EXERCISE TASK: What follows is a set of records; repeat all of them exactly.

• • • •

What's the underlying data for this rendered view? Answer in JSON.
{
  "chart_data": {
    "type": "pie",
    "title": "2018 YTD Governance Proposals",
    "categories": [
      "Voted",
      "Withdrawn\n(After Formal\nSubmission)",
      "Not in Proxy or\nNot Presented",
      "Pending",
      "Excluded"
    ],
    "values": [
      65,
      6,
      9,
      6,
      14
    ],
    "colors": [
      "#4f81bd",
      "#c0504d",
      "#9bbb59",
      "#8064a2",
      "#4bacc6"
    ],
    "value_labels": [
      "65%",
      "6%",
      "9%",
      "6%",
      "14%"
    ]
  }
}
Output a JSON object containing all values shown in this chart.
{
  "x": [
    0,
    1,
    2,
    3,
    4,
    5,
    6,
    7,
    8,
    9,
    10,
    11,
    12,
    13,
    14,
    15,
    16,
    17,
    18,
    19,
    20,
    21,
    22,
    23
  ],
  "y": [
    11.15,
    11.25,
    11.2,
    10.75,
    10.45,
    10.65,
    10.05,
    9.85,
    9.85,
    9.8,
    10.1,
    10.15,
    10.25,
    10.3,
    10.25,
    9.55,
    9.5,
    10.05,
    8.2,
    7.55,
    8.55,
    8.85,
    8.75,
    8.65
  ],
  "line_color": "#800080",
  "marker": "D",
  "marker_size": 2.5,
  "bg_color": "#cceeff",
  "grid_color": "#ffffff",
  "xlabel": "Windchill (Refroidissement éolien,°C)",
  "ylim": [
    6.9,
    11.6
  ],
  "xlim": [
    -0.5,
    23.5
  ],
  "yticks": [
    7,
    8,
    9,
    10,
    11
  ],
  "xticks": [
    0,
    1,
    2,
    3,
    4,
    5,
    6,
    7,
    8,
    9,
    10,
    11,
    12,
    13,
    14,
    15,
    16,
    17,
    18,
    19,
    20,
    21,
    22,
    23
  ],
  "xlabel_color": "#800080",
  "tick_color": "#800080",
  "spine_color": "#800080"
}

• • • •

TASK RESULT:
What's the underlying data for this rendered view? Answer in JSON.
{
  "chart_data": {
    "type": "pie",
    "title": "2018 YTD Governance Proposals",
    "categories": [
      "Voted",
      "Withdrawn\n(After Formal\nSubmission)",
      "Not in Proxy or\nNot Presented",
      "Pending",
      "Excluded"
    ],
    "values": [
      65,
      6,
      9,
      6,
      14
    ],
    "colors": [
      "#4f81bd",
      "#c0504d",
      "#9bbb59",
      "#8064a2",
      "#4bacc6"
    ],
    "value_labels": [
      "65%",
      "6%",
      "9%",
      "6%",
      "14%"
    ]
  }
}
Output a JSON object containing all values shown in this chart.
{
  "x": [
    0,
    1,
    2,
    3,
    4,
    5,
    6,
    7,
    8,
    9,
    10,
    11,
    12,
    13,
    14,
    15,
    16,
    17,
    18,
    19,
    20,
    21,
    22,
    23
  ],
  "y": [
    11.15,
    11.25,
    11.2,
    10.75,
    10.45,
    10.65,
    10.05,
    9.85,
    9.85,
    9.8,
    10.1,
    10.15,
    10.25,
    10.3,
    10.25,
    9.55,
    9.5,
    10.05,
    8.2,
    7.55,
    8.55,
    8.85,
    8.75,
    8.65
  ],
  "line_color": "#800080",
  "marker": "D",
  "marker_size": 2.5,
  "bg_color": "#cceeff",
  "grid_color": "#ffffff",
  "xlabel": "Windchill (Refroidissement éolien,°C)",
  "ylim": [
    6.9,
    11.6
  ],
  "xlim": [
    -0.5,
    23.5
  ],
  "yticks": [
    7,
    8,
    9,
    10,
    11
  ],
  "xticks": [
    0,
    1,
    2,
    3,
    4,
    5,
    6,
    7,
    8,
    9,
    10,
    11,
    12,
    13,
    14,
    15,
    16,
    17,
    18,
    19,
    20,
    21,
    22,
    23
  ],
  "xlabel_color": "#800080",
  "tick_color": "#800080",
  "spine_color": "#800080"
}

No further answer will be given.